## Start EXCERPTED DATA

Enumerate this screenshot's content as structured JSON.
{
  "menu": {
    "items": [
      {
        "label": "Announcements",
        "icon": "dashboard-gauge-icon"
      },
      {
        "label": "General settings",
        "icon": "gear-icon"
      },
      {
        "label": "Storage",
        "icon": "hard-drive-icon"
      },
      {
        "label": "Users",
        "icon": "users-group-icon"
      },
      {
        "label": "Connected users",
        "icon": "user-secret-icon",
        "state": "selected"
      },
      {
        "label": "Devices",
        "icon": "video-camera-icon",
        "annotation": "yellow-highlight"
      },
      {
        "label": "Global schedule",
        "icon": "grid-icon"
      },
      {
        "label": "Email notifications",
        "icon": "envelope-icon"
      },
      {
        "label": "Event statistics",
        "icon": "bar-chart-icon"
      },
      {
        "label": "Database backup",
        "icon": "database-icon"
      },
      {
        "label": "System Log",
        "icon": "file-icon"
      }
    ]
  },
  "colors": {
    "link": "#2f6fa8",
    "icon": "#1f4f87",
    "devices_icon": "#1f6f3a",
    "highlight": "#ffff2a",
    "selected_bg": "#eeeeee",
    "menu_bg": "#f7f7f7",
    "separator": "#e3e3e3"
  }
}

## End EXCERPTED DATA

__TASK REQUIREMENTS__: Where a line of the data holds "label", show that line.

__THE RESULT__:
        "label": "Announcements",
        "label": "General settings",
        "label": "Storage",
        "label": "Users",
        "label": "Connected users",
        "label": "Devices",
        "label": "Global schedule",
        "label": "Email notifications",
        "label": "Event statistics",
        "label": "Database backup",
        "label": "System Log",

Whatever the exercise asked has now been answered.